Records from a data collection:

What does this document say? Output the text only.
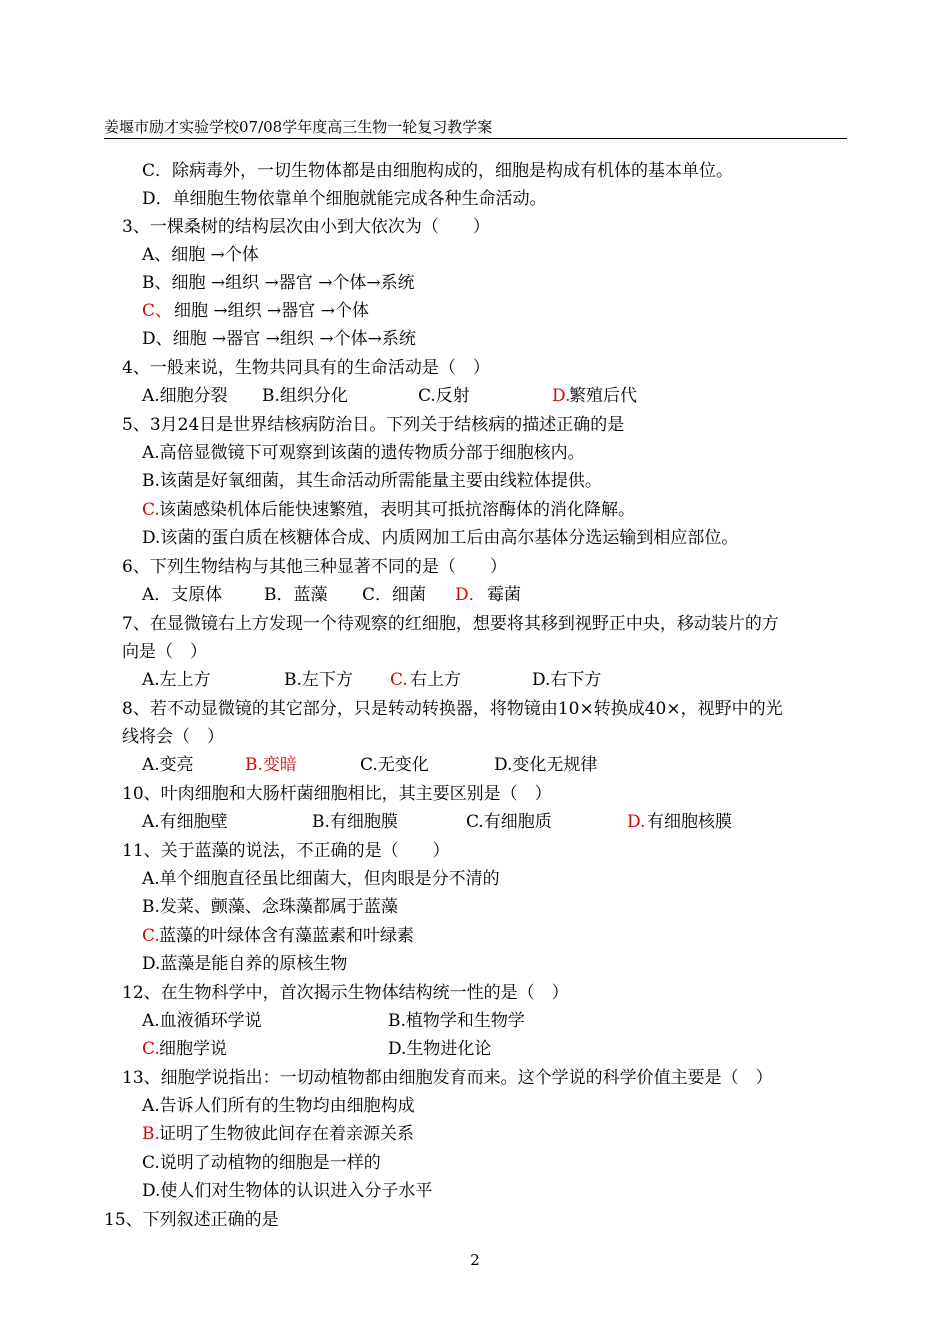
姜堰市励才实验学校07/08学年度高三生物一轮复习教学案
C．除病毒外，一切生物体都是由细胞构成的，细胞是构成有机体的基本单位。
D．单细胞生物依靠单个细胞就能完成各种生命活动。
3、一棵桑树的结构层次由小到大依次为（　　）
A、细胞 →个体
B、细胞 →组织 →器官 →个体→系统
C、 细胞 →组织 →器官 →个体
D、细胞 →器官 →组织 →个体→系统
4、一般来说，生物共同具有的生命活动是（　）
A.细胞分裂 B.组织分化	C.反射	D.
繁殖后代
5、3月24日是世界结核病防治日。下列关于结核病的描述正确的是
A.高倍显微镜下可观察到该菌的遗传物质分部于细胞核内。
B.该菌是好氧细菌，其生命活动所需能量主要由线粒体提供。
C. 该菌感染机体后能快速繁殖，表明其可抵抗溶酶体的消化降解。
D.该菌的蛋白质在核糖体合成、内质网加工后由高尔基体分选运输到相应部位。
6、下列生物结构与其他三种显著不同的是（　　）
A．支原体 B．蓝藻 C．细菌 D． 霉菌
7、在显微镜右上方发现一个待观察的红细胞，想要将其移到视野正中央，移动装片的方
向是（　）
A.左上方	B.左下方 C. 右上方	D.右下方
8、若不动显微镜的其它部分，只是转动转换器，将物镜由10×转换成40×，视野中的光
线将会（　）
A.变亮	B.变暗	C.无变化	D.变化无规律
10、叶肉细胞和大肠杆菌细胞相比，其主要区别是（　）
A.有细胞壁	B.有细胞膜	C.有细胞质	D. 有细胞核膜
11、关于蓝藻的说法，不正确的是（　　）
A.单个细胞直径虽比细菌大，但肉眼是分不清的
B.发菜、颤藻、念珠藻都属于蓝藻
C. 蓝藻的叶绿体含有藻蓝素和叶绿素
D.蓝藻是能自养的原核生物
12、在生物科学中，首次揭示生物体结构统一性的是（　）
A.血液循环学说	B.植物学和生物学
C. 细胞学说	D.生物进化论
13、细胞学说指出：一切动植物都由细胞发育而来。这个学说的科学价值主要是（　）
A.告诉人们所有的生物均由细胞构成
B. 证明了生物彼此间存在着亲源关系
C.说明了动植物的细胞是一样的
D.使人们对生物体的认识进入分子水平
15、下列叙述正确的是
2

REQUIREMENTS: Copy out the entries verbatim and leave the images out.

ANSWER TO THE PROBLEM:
What does this document say? Output the text only.
姜堰市励才实验学校07/08学年度高三生物一轮复习教学案
C．除病毒外，一切生物体都是由细胞构成的，细胞是构成有机体的基本单位。
D．单细胞生物依靠单个细胞就能完成各种生命活动。
3、一棵桑树的结构层次由小到大依次为（　　）
A、细胞 →个体
B、细胞 →组织 →器官 →个体→系统
C、 细胞 →组织 →器官 →个体
D、细胞 →器官 →组织 →个体→系统
4、一般来说，生物共同具有的生命活动是（　）
A.细胞分裂 B.组织分化	C.反射	D.
繁殖后代
5、3月24日是世界结核病防治日。下列关于结核病的描述正确的是
A.高倍显微镜下可观察到该菌的遗传物质分部于细胞核内。
B.该菌是好氧细菌，其生命活动所需能量主要由线粒体提供。
C. 该菌感染机体后能快速繁殖，表明其可抵抗溶酶体的消化降解。
D.该菌的蛋白质在核糖体合成、内质网加工后由高尔基体分选运输到相应部位。
6、下列生物结构与其他三种显著不同的是（　　）
A．支原体 B．蓝藻 C．细菌 D． 霉菌
7、在显微镜右上方发现一个待观察的红细胞，想要将其移到视野正中央，移动装片的方
向是（　）
A.左上方	B.左下方 C. 右上方	D.右下方
8、若不动显微镜的其它部分，只是转动转换器，将物镜由10×转换成40×，视野中的光
线将会（　）
A.变亮	B.变暗	C.无变化	D.变化无规律
10、叶肉细胞和大肠杆菌细胞相比，其主要区别是（　）
A.有细胞壁	B.有细胞膜	C.有细胞质	D. 有细胞核膜
11、关于蓝藻的说法，不正确的是（　　）
A.单个细胞直径虽比细菌大，但肉眼是分不清的
B.发菜、颤藻、念珠藻都属于蓝藻
C. 蓝藻的叶绿体含有藻蓝素和叶绿素
D.蓝藻是能自养的原核生物
12、在生物科学中，首次揭示生物体结构统一性的是（　）
A.血液循环学说	B.植物学和生物学
C. 细胞学说	D.生物进化论
13、细胞学说指出：一切动植物都由细胞发育而来。这个学说的科学价值主要是（　）
A.告诉人们所有的生物均由细胞构成
B. 证明了生物彼此间存在着亲源关系
C.说明了动植物的细胞是一样的
D.使人们对生物体的认识进入分子水平
15、下列叙述正确的是
2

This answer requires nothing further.